■ Problem requirements: Search the data for the word "screenshot". Reproduce every line where it is found.

Extracted records
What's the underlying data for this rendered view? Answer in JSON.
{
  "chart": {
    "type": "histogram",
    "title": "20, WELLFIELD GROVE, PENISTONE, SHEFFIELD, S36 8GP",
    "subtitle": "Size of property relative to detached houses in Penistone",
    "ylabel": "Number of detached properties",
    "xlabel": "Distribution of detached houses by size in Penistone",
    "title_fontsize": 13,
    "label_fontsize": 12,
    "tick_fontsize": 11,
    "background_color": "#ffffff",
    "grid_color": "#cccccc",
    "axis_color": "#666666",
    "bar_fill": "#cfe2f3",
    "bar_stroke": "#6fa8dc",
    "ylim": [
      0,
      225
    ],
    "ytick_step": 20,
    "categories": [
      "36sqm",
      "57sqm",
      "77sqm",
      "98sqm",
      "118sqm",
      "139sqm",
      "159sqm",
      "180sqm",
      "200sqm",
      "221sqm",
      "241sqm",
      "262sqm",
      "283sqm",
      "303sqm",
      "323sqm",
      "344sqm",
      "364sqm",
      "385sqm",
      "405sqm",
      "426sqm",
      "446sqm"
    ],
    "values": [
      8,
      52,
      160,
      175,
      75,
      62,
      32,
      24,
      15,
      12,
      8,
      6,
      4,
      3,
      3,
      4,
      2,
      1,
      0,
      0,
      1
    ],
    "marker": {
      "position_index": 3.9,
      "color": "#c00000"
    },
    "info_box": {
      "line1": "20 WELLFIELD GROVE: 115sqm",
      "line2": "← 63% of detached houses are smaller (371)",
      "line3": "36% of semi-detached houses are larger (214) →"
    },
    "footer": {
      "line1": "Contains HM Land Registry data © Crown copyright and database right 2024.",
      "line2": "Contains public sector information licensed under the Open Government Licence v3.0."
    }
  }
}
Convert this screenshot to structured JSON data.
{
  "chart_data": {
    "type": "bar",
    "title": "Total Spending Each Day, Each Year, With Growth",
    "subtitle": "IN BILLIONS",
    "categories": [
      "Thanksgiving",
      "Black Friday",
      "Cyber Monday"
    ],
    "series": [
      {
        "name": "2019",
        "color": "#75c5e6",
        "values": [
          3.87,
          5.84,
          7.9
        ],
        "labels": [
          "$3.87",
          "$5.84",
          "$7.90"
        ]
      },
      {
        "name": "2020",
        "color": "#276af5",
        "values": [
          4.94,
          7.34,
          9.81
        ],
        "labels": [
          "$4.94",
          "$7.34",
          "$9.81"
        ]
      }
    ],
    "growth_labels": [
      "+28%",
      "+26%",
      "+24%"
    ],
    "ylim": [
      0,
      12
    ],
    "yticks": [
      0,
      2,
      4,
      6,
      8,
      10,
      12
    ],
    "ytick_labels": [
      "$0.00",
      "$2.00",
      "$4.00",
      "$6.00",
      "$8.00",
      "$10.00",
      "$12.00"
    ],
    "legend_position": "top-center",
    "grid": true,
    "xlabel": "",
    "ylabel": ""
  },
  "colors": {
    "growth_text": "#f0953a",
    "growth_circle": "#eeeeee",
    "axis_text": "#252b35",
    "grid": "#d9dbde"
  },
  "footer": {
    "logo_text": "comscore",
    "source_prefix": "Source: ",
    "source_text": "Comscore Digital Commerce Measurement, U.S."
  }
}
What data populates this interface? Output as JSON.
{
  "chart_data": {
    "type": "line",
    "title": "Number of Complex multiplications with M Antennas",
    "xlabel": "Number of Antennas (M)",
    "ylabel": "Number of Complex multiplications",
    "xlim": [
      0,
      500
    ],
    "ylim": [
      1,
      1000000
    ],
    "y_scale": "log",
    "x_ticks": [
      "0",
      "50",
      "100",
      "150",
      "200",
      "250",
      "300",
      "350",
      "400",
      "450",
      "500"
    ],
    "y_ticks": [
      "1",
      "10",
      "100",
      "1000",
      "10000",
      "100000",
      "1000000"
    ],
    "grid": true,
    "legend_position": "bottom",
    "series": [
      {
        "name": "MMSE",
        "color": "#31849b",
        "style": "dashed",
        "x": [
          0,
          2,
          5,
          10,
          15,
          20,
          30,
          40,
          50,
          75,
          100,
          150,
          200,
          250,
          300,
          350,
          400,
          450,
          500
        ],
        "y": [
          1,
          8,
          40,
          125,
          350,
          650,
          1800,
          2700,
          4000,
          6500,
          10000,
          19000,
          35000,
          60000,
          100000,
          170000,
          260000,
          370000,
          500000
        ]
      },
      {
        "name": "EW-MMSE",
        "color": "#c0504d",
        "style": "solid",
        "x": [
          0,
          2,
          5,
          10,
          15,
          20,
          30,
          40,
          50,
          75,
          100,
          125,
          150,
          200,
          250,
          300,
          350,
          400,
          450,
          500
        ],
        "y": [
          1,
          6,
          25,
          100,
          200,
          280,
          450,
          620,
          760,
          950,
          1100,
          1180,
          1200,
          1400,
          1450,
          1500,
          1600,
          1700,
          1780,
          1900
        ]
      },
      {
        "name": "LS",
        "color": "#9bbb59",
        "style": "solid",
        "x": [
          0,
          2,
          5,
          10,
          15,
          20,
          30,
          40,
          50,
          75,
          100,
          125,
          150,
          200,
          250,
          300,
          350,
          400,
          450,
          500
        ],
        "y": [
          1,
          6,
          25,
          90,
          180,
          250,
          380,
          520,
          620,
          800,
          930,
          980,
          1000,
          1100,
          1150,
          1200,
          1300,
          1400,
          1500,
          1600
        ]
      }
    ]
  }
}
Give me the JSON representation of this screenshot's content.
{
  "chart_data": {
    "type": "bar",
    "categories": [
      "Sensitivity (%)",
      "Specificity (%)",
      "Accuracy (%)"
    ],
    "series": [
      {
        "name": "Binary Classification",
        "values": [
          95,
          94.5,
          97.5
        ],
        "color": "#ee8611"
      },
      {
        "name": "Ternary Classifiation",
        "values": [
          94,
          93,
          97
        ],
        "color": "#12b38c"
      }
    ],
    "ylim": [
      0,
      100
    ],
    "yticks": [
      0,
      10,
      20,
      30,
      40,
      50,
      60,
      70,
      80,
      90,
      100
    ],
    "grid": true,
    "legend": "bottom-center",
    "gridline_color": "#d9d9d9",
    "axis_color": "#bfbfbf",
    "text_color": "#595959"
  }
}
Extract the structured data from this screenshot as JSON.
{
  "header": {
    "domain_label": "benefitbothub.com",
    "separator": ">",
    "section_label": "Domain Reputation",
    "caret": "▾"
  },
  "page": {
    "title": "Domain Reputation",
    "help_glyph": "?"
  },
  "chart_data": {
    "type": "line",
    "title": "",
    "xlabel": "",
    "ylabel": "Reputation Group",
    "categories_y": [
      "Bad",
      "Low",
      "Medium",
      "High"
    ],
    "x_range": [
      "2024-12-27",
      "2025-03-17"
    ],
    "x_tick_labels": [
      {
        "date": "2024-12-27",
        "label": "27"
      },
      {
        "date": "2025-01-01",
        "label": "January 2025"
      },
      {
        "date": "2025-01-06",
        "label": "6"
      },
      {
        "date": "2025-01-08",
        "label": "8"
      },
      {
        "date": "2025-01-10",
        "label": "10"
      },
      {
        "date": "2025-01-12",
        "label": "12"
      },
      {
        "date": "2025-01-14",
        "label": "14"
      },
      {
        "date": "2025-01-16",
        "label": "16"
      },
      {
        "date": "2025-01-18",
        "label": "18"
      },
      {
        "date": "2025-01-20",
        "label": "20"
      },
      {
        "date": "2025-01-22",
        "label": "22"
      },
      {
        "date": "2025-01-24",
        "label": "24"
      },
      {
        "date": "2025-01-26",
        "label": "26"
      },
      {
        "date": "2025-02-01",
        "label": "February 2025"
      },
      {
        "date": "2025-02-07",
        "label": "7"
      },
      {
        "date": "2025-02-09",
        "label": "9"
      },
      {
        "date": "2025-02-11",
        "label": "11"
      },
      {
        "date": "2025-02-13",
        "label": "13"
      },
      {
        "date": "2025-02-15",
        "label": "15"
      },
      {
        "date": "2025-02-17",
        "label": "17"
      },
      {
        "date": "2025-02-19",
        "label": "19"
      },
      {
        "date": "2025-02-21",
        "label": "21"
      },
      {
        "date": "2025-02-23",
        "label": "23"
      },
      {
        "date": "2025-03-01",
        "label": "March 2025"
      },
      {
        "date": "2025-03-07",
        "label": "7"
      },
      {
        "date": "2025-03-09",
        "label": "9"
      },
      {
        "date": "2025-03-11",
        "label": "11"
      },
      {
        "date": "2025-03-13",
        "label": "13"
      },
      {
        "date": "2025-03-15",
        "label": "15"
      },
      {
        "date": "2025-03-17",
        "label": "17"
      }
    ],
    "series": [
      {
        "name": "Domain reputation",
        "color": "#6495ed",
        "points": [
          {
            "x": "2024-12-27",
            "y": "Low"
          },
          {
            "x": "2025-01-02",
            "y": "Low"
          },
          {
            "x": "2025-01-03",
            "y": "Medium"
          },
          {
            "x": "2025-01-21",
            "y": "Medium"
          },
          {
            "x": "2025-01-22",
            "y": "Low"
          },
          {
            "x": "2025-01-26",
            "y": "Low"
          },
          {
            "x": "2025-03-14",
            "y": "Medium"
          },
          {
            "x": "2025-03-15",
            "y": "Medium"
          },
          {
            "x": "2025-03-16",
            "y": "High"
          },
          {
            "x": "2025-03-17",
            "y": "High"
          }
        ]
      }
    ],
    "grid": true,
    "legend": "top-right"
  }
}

■ Written solution:
Convert this screenshot to structured JSON data.
Give me the JSON representation of this screenshot's content.
Extract the structured data from this screenshot as JSON.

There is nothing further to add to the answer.